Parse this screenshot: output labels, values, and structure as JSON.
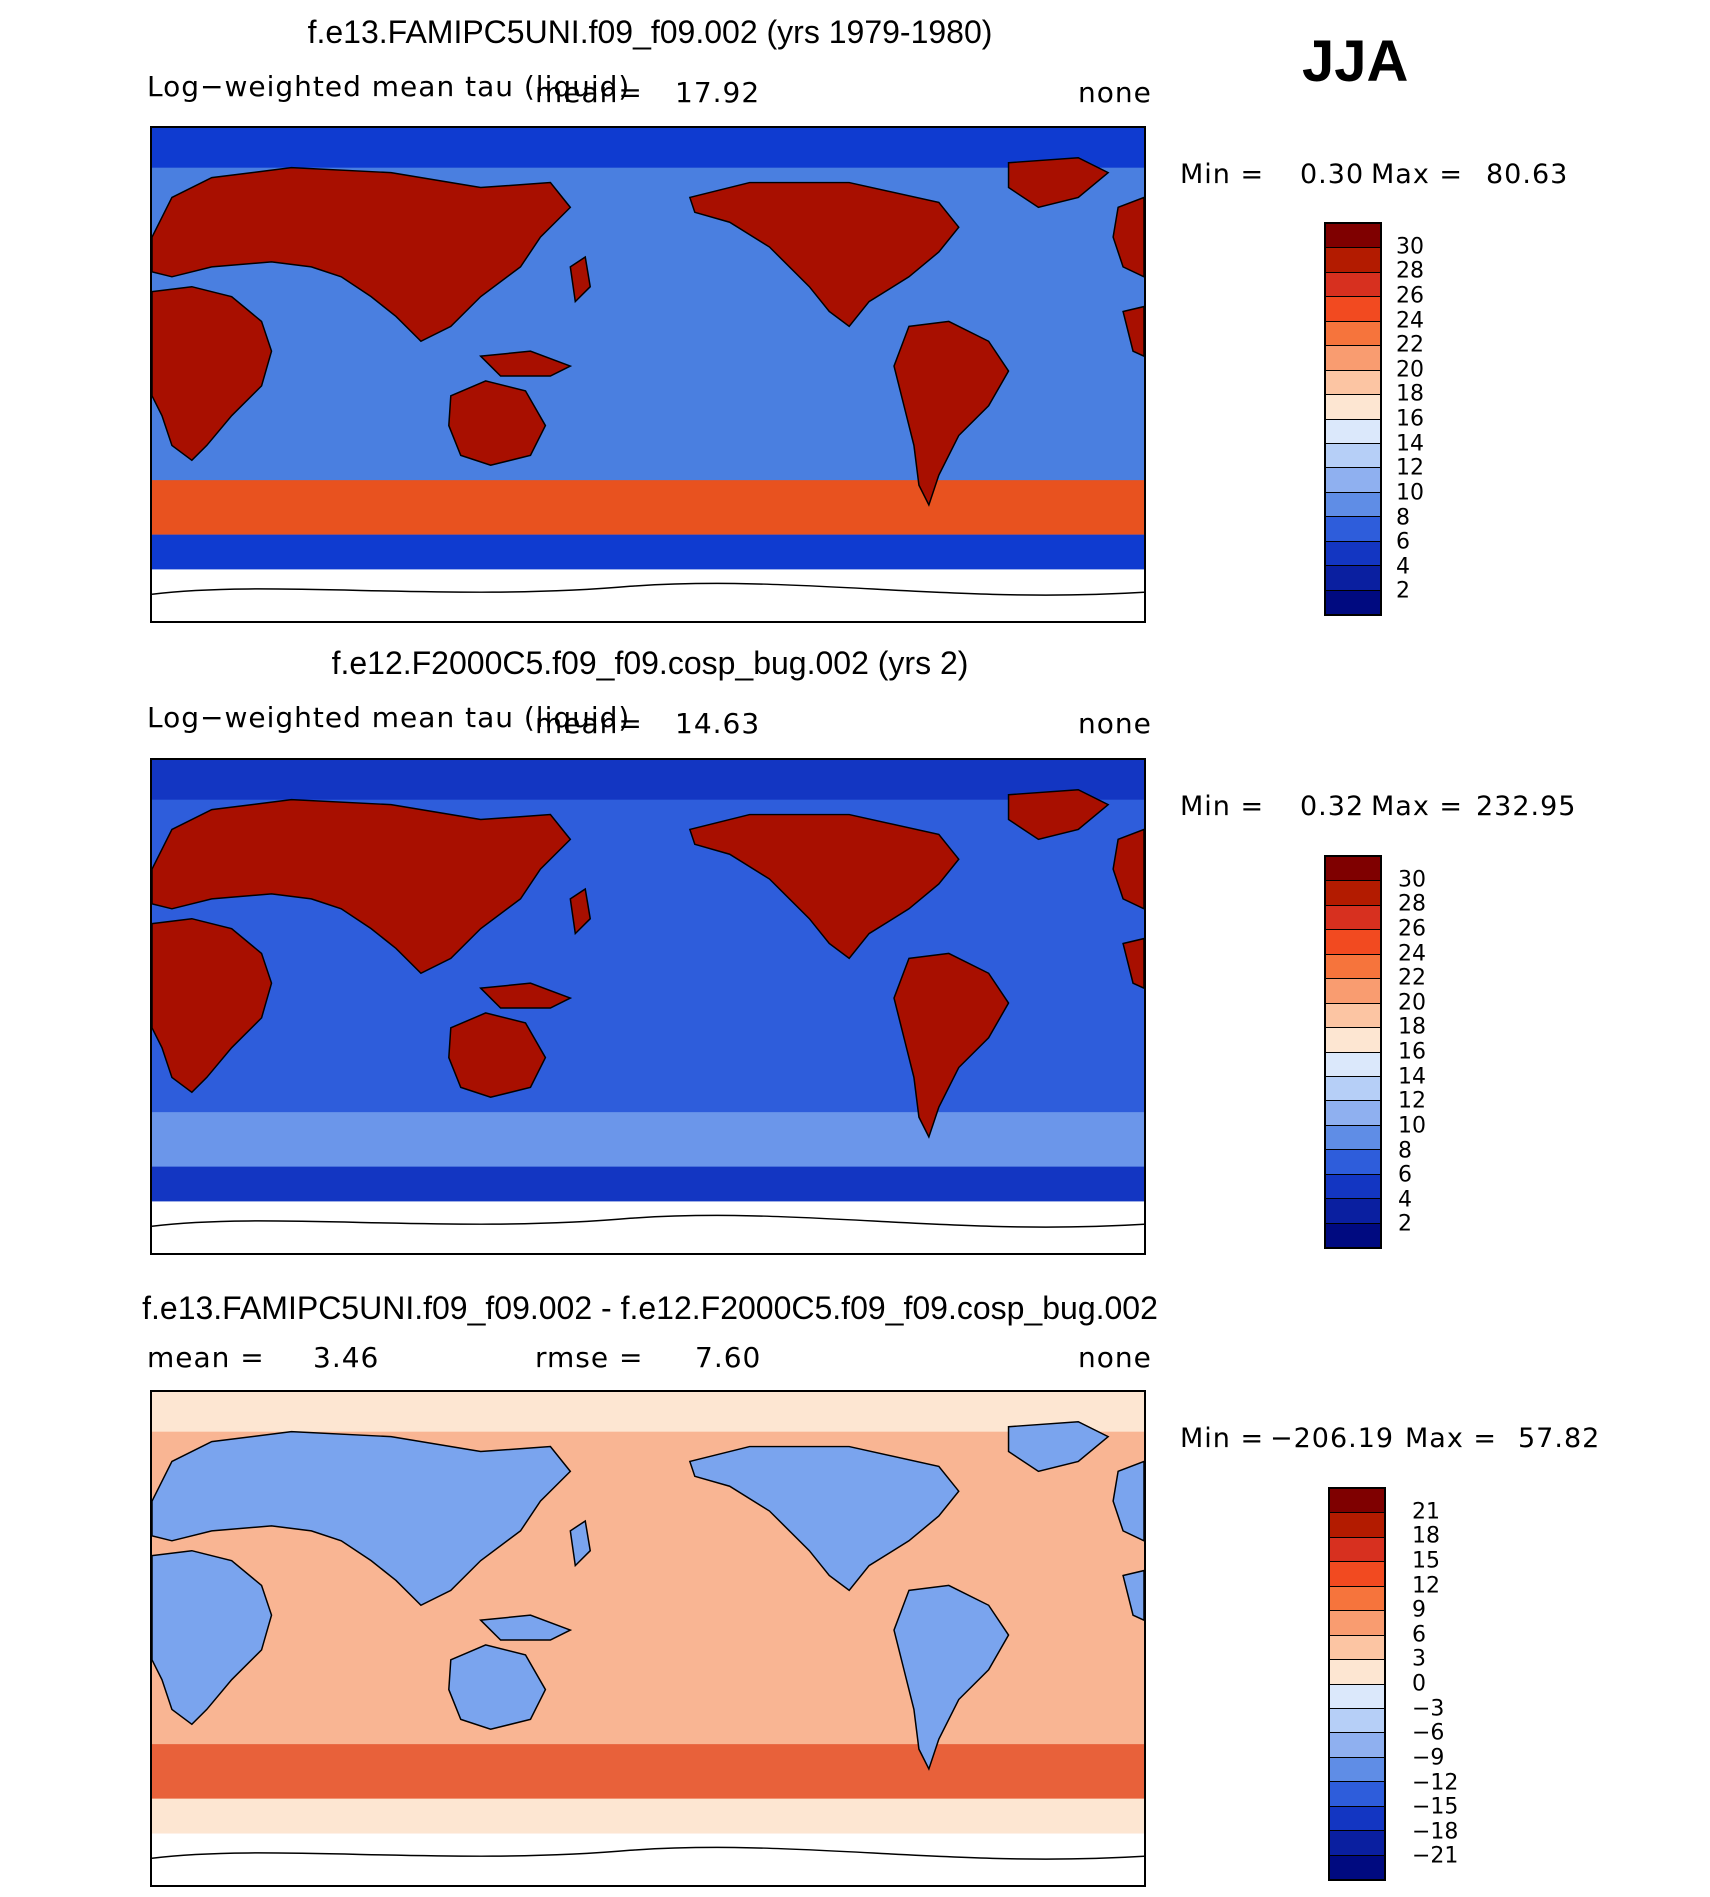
{
  "season": "JJA",
  "panels": [
    {
      "title": "f.e13.FAMIPC5UNI.f09_f09.002 (yrs 1979-1980)",
      "variable": "Log−weighted mean tau (liquid)",
      "mean_label": "mean=",
      "mean_value": "17.92",
      "units": "none",
      "min_label": "Min =",
      "min_value": "0.30",
      "max_label": "Max =",
      "max_value": "80.63",
      "colorbar": {
        "labels": [
          "30",
          "28",
          "26",
          "24",
          "22",
          "20",
          "18",
          "16",
          "14",
          "12",
          "10",
          "8",
          "6",
          "4",
          "2"
        ],
        "colors": [
          "#7f0000",
          "#b31b00",
          "#d7301f",
          "#f24a20",
          "#f6743c",
          "#f99c70",
          "#fcc5a3",
          "#fde6d2",
          "#dbe8fb",
          "#b6cff7",
          "#8fb0f0",
          "#5f8de6",
          "#2e5ddb",
          "#1336c2",
          "#0a1fa0",
          "#000a80"
        ]
      },
      "map_palette": {
        "ocean": "#4a7fe0",
        "polar": "#0f3bd0",
        "land": "#a80f00",
        "storm": "#e8521f",
        "ice": "#ffffff"
      }
    },
    {
      "title": "f.e12.F2000C5.f09_f09.cosp_bug.002 (yrs 2)",
      "variable": "Log−weighted mean tau (liquid)",
      "mean_label": "mean=",
      "mean_value": "14.63",
      "units": "none",
      "min_label": "Min =",
      "min_value": "0.32",
      "max_label": "Max =",
      "max_value": "232.95",
      "colorbar": {
        "labels": [
          "30",
          "28",
          "26",
          "24",
          "22",
          "20",
          "18",
          "16",
          "14",
          "12",
          "10",
          "8",
          "6",
          "4",
          "2"
        ],
        "colors": [
          "#7f0000",
          "#b31b00",
          "#d7301f",
          "#f24a20",
          "#f6743c",
          "#f99c70",
          "#fcc5a3",
          "#fde6d2",
          "#dbe8fb",
          "#b6cff7",
          "#8fb0f0",
          "#5f8de6",
          "#2e5ddb",
          "#1336c2",
          "#0a1fa0",
          "#000a80"
        ]
      },
      "map_palette": {
        "ocean": "#2e5ddb",
        "polar": "#1336c2",
        "land": "#a80f00",
        "storm": "#6b96ea",
        "ice": "#ffffff"
      }
    },
    {
      "title": "f.e13.FAMIPC5UNI.f09_f09.002 - f.e12.F2000C5.f09_f09.cosp_bug.002",
      "mean_label": "mean =",
      "mean_value": "3.46",
      "rmse_label": "rmse =",
      "rmse_value": "7.60",
      "units": "none",
      "min_label": "Min =",
      "min_value": "−206.19",
      "max_label": "Max =",
      "max_value": "57.82",
      "colorbar": {
        "labels": [
          "21",
          "18",
          "15",
          "12",
          "9",
          "6",
          "3",
          "0",
          "−3",
          "−6",
          "−9",
          "−12",
          "−15",
          "−18",
          "−21"
        ],
        "colors": [
          "#7f0000",
          "#b31b00",
          "#d7301f",
          "#f24a20",
          "#f6743c",
          "#f99c70",
          "#fcc5a3",
          "#fde6d2",
          "#dbe8fb",
          "#b6cff7",
          "#8fb0f0",
          "#5f8de6",
          "#2e5ddb",
          "#1336c2",
          "#0a1fa0",
          "#000a80"
        ]
      },
      "map_palette": {
        "ocean": "#f9b593",
        "polar": "#fde6d2",
        "land": "#7aa4ee",
        "storm": "#e8613a",
        "ice": "#ffffff"
      }
    }
  ]
}
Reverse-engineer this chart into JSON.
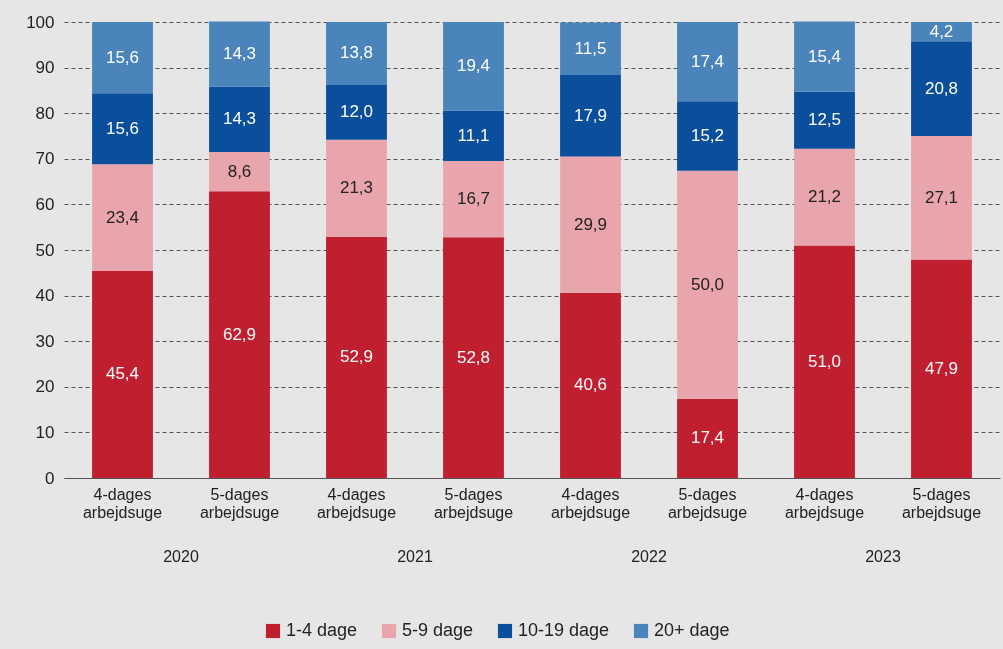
{
  "chart_data": {
    "type": "bar",
    "stacked": true,
    "categories": [
      "4-dages arbejdsuge",
      "5-dages arbejdsuge",
      "4-dages arbejdsuge",
      "5-dages arbejdsuge",
      "4-dages arbejdsuge",
      "5-dages arbejdsuge",
      "4-dages arbejdsuge",
      "5-dages arbejdsuge"
    ],
    "series": [
      {
        "name": "1-4 dage",
        "color": "#c01f2f",
        "values": [
          45.4,
          62.9,
          52.9,
          52.8,
          40.6,
          17.4,
          51.0,
          47.9
        ],
        "value_labels": [
          "45,4",
          "62,9",
          "52,9",
          "52,8",
          "40,6",
          "17,4",
          "51,0",
          "47,9"
        ]
      },
      {
        "name": "5-9 dage",
        "color": "#e8a6ac",
        "values": [
          23.4,
          8.6,
          21.3,
          16.7,
          29.9,
          50.0,
          21.2,
          27.1
        ],
        "value_labels": [
          "23,4",
          "8,6",
          "21,3",
          "16,7",
          "29,9",
          "50,0",
          "21,2",
          "27,1"
        ]
      },
      {
        "name": "10-19 dage",
        "color": "#0b4f9c",
        "values": [
          15.6,
          14.3,
          12.0,
          11.1,
          17.9,
          15.2,
          12.5,
          20.8
        ],
        "value_labels": [
          "15,6",
          "14,3",
          "12,0",
          "11,1",
          "17,9",
          "15,2",
          "12,5",
          "20,8"
        ]
      },
      {
        "name": "20+ dage",
        "color": "#4a84ba",
        "values": [
          15.6,
          14.3,
          13.8,
          19.4,
          11.5,
          17.4,
          15.4,
          4.2
        ],
        "value_labels": [
          "15,6",
          "14,3",
          "13,8",
          "19,4",
          "11,5",
          "17,4",
          "15,4",
          "4,2"
        ]
      }
    ],
    "annotations": [
      "2020",
      "2021",
      "2022",
      "2023"
    ],
    "ylim": [
      0,
      100
    ],
    "yticks": [
      0,
      10,
      20,
      30,
      40,
      50,
      60,
      70,
      80,
      90,
      100
    ],
    "grid": "y",
    "legend": "bottom"
  }
}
==========
#### [Job]
Set the listing down in full and exactly. Pictures within it should not appear in the copy.

#### [Correct result]
Parse this screenshot: output labels, values, and structure as JSON.
{
  "season": "JJA",
  "panels": [
    {
      "title": "f.e13.FAMIPC5UNI.f09_f09.002 (yrs 1979-1980)",
      "variable": "Log−weighted mean tau (liquid)",
      "mean_label": "mean=",
      "mean_value": "17.92",
      "units": "none",
      "min_label": "Min =",
      "min_value": "0.30",
      "max_label": "Max =",
      "max_value": "80.63",
      "colorbar": {
        "labels": [
          "30",
          "28",
          "26",
          "24",
          "22",
          "20",
          "18",
          "16",
          "14",
          "12",
          "10",
          "8",
          "6",
          "4",
          "2"
        ],
        "colors": [
          "#7f0000",
          "#b31b00",
          "#d7301f",
          "#f24a20",
          "#f6743c",
          "#f99c70",
          "#fcc5a3",
          "#fde6d2",
          "#dbe8fb",
          "#b6cff7",
          "#8fb0f0",
          "#5f8de6",
          "#2e5ddb",
          "#1336c2",
          "#0a1fa0",
          "#000a80"
        ]
      },
      "map_palette": {
        "ocean": "#4a7fe0",
        "polar": "#0f3bd0",
        "land": "#a80f00",
        "storm": "#e8521f",
        "ice": "#ffffff"
      }
    },
    {
      "title": "f.e12.F2000C5.f09_f09.cosp_bug.002 (yrs 2)",
      "variable": "Log−weighted mean tau (liquid)",
      "mean_label": "mean=",
      "mean_value": "14.63",
      "units": "none",
      "min_label": "Min =",
      "min_value": "0.32",
      "max_label": "Max =",
      "max_value": "232.95",
      "colorbar": {
        "labels": [
          "30",
          "28",
          "26",
          "24",
          "22",
          "20",
          "18",
          "16",
          "14",
          "12",
          "10",
          "8",
          "6",
          "4",
          "2"
        ],
        "colors": [
          "#7f0000",
          "#b31b00",
          "#d7301f",
          "#f24a20",
          "#f6743c",
          "#f99c70",
          "#fcc5a3",
          "#fde6d2",
          "#dbe8fb",
          "#b6cff7",
          "#8fb0f0",
          "#5f8de6",
          "#2e5ddb",
          "#1336c2",
          "#0a1fa0",
          "#000a80"
        ]
      },
      "map_palette": {
        "ocean": "#2e5ddb",
        "polar": "#1336c2",
        "land": "#a80f00",
        "storm": "#6b96ea",
        "ice": "#ffffff"
      }
    },
    {
      "title": "f.e13.FAMIPC5UNI.f09_f09.002 - f.e12.F2000C5.f09_f09.cosp_bug.002",
      "mean_label": "mean =",
      "mean_value": "3.46",
      "rmse_label": "rmse =",
      "rmse_value": "7.60",
      "units": "none",
      "min_label": "Min =",
      "min_value": "−206.19",
      "max_label": "Max =",
      "max_value": "57.82",
      "colorbar": {
        "labels": [
          "21",
          "18",
          "15",
          "12",
          "9",
          "6",
          "3",
          "0",
          "−3",
          "−6",
          "−9",
          "−12",
          "−15",
          "−18",
          "−21"
        ],
        "colors": [
          "#7f0000",
          "#b31b00",
          "#d7301f",
          "#f24a20",
          "#f6743c",
          "#f99c70",
          "#fcc5a3",
          "#fde6d2",
          "#dbe8fb",
          "#b6cff7",
          "#8fb0f0",
          "#5f8de6",
          "#2e5ddb",
          "#1336c2",
          "#0a1fa0",
          "#000a80"
        ]
      },
      "map_palette": {
        "ocean": "#f9b593",
        "polar": "#fde6d2",
        "land": "#7aa4ee",
        "storm": "#e8613a",
        "ice": "#ffffff"
      }
    }
  ]
}
Reverse-engineer this chart into JSON.
{
  "chart_data": {
    "type": "bar",
    "stacked": true,
    "categories": [
      "4-dages arbejdsuge",
      "5-dages arbejdsuge",
      "4-dages arbejdsuge",
      "5-dages arbejdsuge",
      "4-dages arbejdsuge",
      "5-dages arbejdsuge",
      "4-dages arbejdsuge",
      "5-dages arbejdsuge"
    ],
    "series": [
      {
        "name": "1-4 dage",
        "color": "#c01f2f",
        "values": [
          45.4,
          62.9,
          52.9,
          52.8,
          40.6,
          17.4,
          51.0,
          47.9
        ],
        "value_labels": [
          "45,4",
          "62,9",
          "52,9",
          "52,8",
          "40,6",
          "17,4",
          "51,0",
          "47,9"
        ]
      },
      {
        "name": "5-9 dage",
        "color": "#e8a6ac",
        "values": [
          23.4,
          8.6,
          21.3,
          16.7,
          29.9,
          50.0,
          21.2,
          27.1
        ],
        "value_labels": [
          "23,4",
          "8,6",
          "21,3",
          "16,7",
          "29,9",
          "50,0",
          "21,2",
          "27,1"
        ]
      },
      {
        "name": "10-19 dage",
        "color": "#0b4f9c",
        "values": [
          15.6,
          14.3,
          12.0,
          11.1,
          17.9,
          15.2,
          12.5,
          20.8
        ],
        "value_labels": [
          "15,6",
          "14,3",
          "12,0",
          "11,1",
          "17,9",
          "15,2",
          "12,5",
          "20,8"
        ]
      },
      {
        "name": "20+ dage",
        "color": "#4a84ba",
        "values": [
          15.6,
          14.3,
          13.8,
          19.4,
          11.5,
          17.4,
          15.4,
          4.2
        ],
        "value_labels": [
          "15,6",
          "14,3",
          "13,8",
          "19,4",
          "11,5",
          "17,4",
          "15,4",
          "4,2"
        ]
      }
    ],
    "annotations": [
      "2020",
      "2021",
      "2022",
      "2023"
    ],
    "ylim": [
      0,
      100
    ],
    "yticks": [
      0,
      10,
      20,
      30,
      40,
      50,
      60,
      70,
      80,
      90,
      100
    ],
    "grid": "y",
    "legend": "bottom"
  }
}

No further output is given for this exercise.